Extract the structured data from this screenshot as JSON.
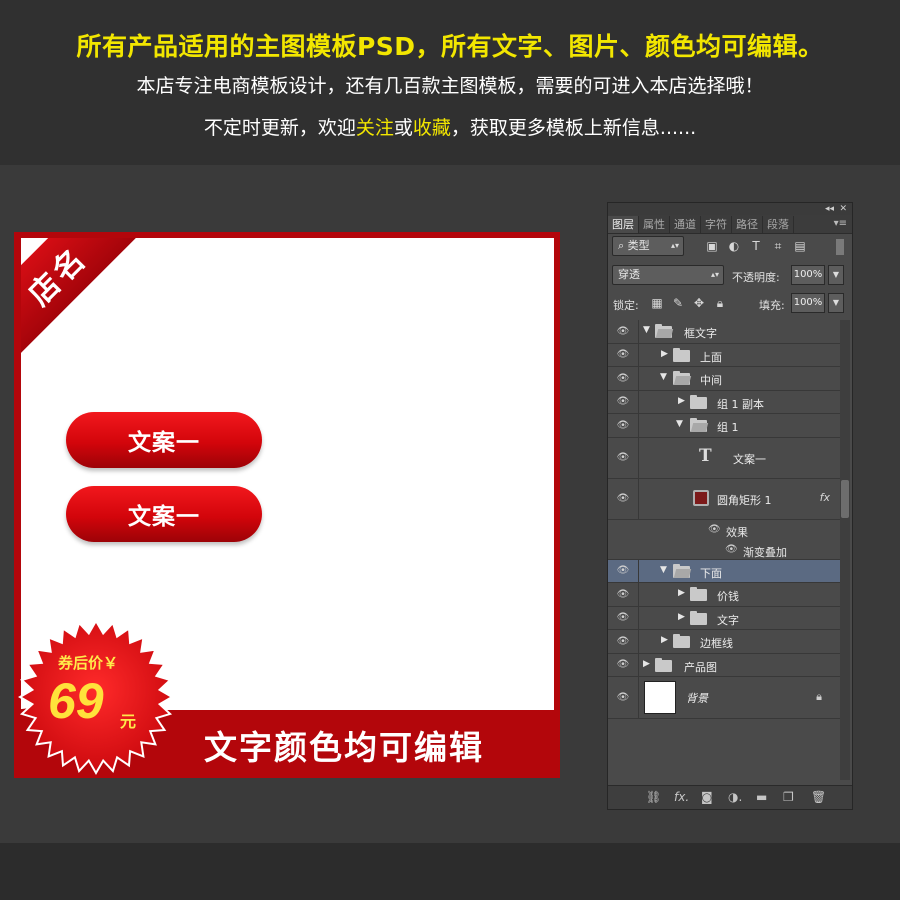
{
  "banner": {
    "line1": "所有产品适用的主图模板PSD，所有文字、图片、颜色均可编辑。",
    "line2": "本店专注电商模板设计，还有几百款主图模板，需要的可进入本店选择哦！",
    "line3_a": "不定时更新，欢迎",
    "line3_follow": "关注",
    "line3_or": "或",
    "line3_fav": "收藏",
    "line3_b": "，获取更多模板上新信息......"
  },
  "template": {
    "shop_name": "店名",
    "button1": "文案一",
    "button2": "文案一",
    "price_label": "券后价￥",
    "price_value": "69",
    "price_unit": "元",
    "bottom_text": "文字颜色均可编辑"
  },
  "panel": {
    "tabs": [
      "图层",
      "属性",
      "通道",
      "字符",
      "路径",
      "段落"
    ],
    "filter_label": "类型",
    "blend_mode": "穿透",
    "opacity_label": "不透明度:",
    "opacity_value": "100%",
    "lock_label": "锁定:",
    "fill_label": "填充:",
    "fill_value": "100%",
    "layers": {
      "l1": "框文字",
      "l2": "上面",
      "l3": "中间",
      "l4": "组 1 副本",
      "l5": "组 1",
      "l6": "文案一",
      "l7": "圆角矩形 1",
      "l7_fx": "fx",
      "effects": "效果",
      "gradient": "渐变叠加",
      "l8": "下面",
      "l9": "价钱",
      "l10": "文字",
      "l11": "边框线",
      "l12": "产品图",
      "l13": "背景"
    }
  },
  "colors": {
    "banner_yellow": "#f2e600",
    "template_red": "#b3060b",
    "price_yellow": "#ffe23b",
    "panel_bg": "#4a4a4a",
    "selected_row": "#5b6a82"
  }
}
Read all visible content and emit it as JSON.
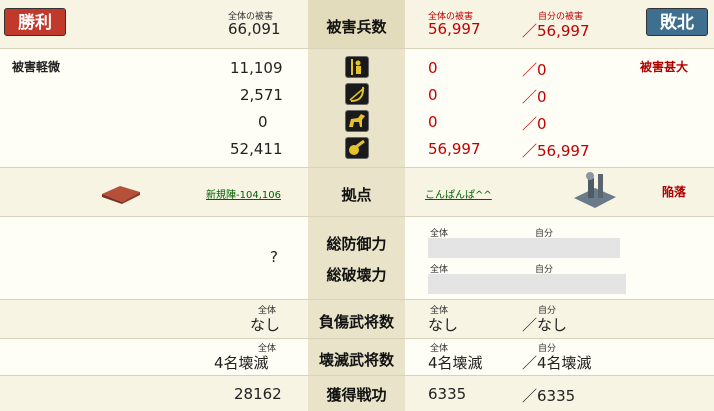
{
  "header": {
    "victory_label": "勝利",
    "defeat_label": "敗北",
    "total_damage_caption": "全体の被害",
    "self_damage_caption": "自分の被害",
    "left_total": "66,091",
    "center_title": "被害兵数",
    "right_total": "56,997",
    "right_self": "／56,997"
  },
  "left_status": "被害軽微",
  "right_status": "被害甚大",
  "units": [
    {
      "icon": "spearman-icon",
      "left": "11,109",
      "right_total": "0",
      "right_self": "／0"
    },
    {
      "icon": "archer-icon",
      "left": "2,571",
      "right_total": "0",
      "right_self": "／0"
    },
    {
      "icon": "cavalry-icon",
      "left": "0",
      "right_total": "0",
      "right_self": "／0"
    },
    {
      "icon": "siege-icon",
      "left": "52,411",
      "right_total": "56,997",
      "right_self": "／56,997"
    }
  ],
  "base": {
    "label": "拠点",
    "left_link": "新規陣-104,106",
    "right_link": "こんぱんぱ^^",
    "right_status": "陥落"
  },
  "defense": {
    "label1": "総防御力",
    "label2": "総破壊力",
    "left_value": "?",
    "caption_total": "全体",
    "caption_self": "自分"
  },
  "injured": {
    "label": "負傷武将数",
    "caption_total": "全体",
    "caption_self": "自分",
    "left": "なし",
    "right_total": "なし",
    "right_self": "／なし"
  },
  "destroyed": {
    "label": "壊滅武将数",
    "caption_total": "全体",
    "caption_self": "自分",
    "left": "4名壊滅",
    "right_total": "4名壊滅",
    "right_self": "／4名壊滅"
  },
  "merit": {
    "label": "獲得戦功",
    "left": "28162",
    "right_total": "6335",
    "right_self": "／6335"
  },
  "colors": {
    "victory": "#c0392b",
    "defeat": "#3f6f8f",
    "damage_red": "#c00000"
  }
}
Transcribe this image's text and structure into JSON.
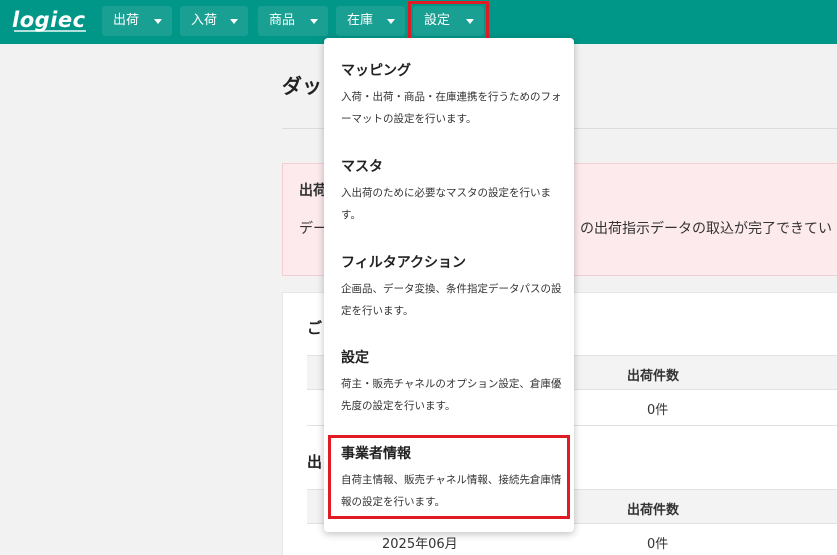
{
  "header": {
    "logo": "logiec",
    "nav": [
      {
        "label": "出荷"
      },
      {
        "label": "入荷"
      },
      {
        "label": "商品"
      },
      {
        "label": "在庫"
      },
      {
        "label": "設定"
      }
    ],
    "accent_color": "#009688"
  },
  "main": {
    "page_title": "ダッ",
    "alert": {
      "title": "出荷",
      "text_left": "デー",
      "text_right": "の出荷指示データの取込が完了できてい",
      "background": "#fdeaec"
    },
    "sections": [
      {
        "title": "ご",
        "column_header": "出荷件数",
        "rows": [
          {
            "month": "",
            "count": "0件"
          }
        ]
      },
      {
        "title": "出",
        "column_header": "出荷件数",
        "rows": [
          {
            "month": "2025年06月",
            "count": "0件"
          }
        ]
      }
    ]
  },
  "settings_menu": {
    "items": [
      {
        "title": "マッピング",
        "description": "入荷・出荷・商品・在庫連携を行うためのフォーマットの設定を行います。"
      },
      {
        "title": "マスタ",
        "description": "入出荷のために必要なマスタの設定を行います。"
      },
      {
        "title": "フィルタアクション",
        "description": "企画品、データ変換、条件指定データパスの設定を行います。"
      },
      {
        "title": "設定",
        "description": "荷主・販売チャネルのオプション設定、倉庫優先度の設定を行います。"
      },
      {
        "title": "事業者情報",
        "description": "自荷主情報、販売チャネル情報、接続先倉庫情報の設定を行います。"
      }
    ]
  },
  "highlight_color": "#e01b24"
}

------------------------------------------------------------

* Work to be completed
In the records above, find the line containing "Transcribe this image's". Reproduce it and every line after it through the last line, omitting pictures.

* Full solution
Transcribe this image's text and structure into JSON.
{
  "header": {
    "logo": "logiec",
    "nav": [
      {
        "label": "出荷"
      },
      {
        "label": "入荷"
      },
      {
        "label": "商品"
      },
      {
        "label": "在庫"
      },
      {
        "label": "設定"
      }
    ],
    "accent_color": "#009688"
  },
  "main": {
    "page_title": "ダッ",
    "alert": {
      "title": "出荷",
      "text_left": "デー",
      "text_right": "の出荷指示データの取込が完了できてい",
      "background": "#fdeaec"
    },
    "sections": [
      {
        "title": "ご",
        "column_header": "出荷件数",
        "rows": [
          {
            "month": "",
            "count": "0件"
          }
        ]
      },
      {
        "title": "出",
        "column_header": "出荷件数",
        "rows": [
          {
            "month": "2025年06月",
            "count": "0件"
          }
        ]
      }
    ]
  },
  "settings_menu": {
    "items": [
      {
        "title": "マッピング",
        "description": "入荷・出荷・商品・在庫連携を行うためのフォーマットの設定を行います。"
      },
      {
        "title": "マスタ",
        "description": "入出荷のために必要なマスタの設定を行います。"
      },
      {
        "title": "フィルタアクション",
        "description": "企画品、データ変換、条件指定データパスの設定を行います。"
      },
      {
        "title": "設定",
        "description": "荷主・販売チャネルのオプション設定、倉庫優先度の設定を行います。"
      },
      {
        "title": "事業者情報",
        "description": "自荷主情報、販売チャネル情報、接続先倉庫情報の設定を行います。"
      }
    ]
  },
  "highlight_color": "#e01b24"
}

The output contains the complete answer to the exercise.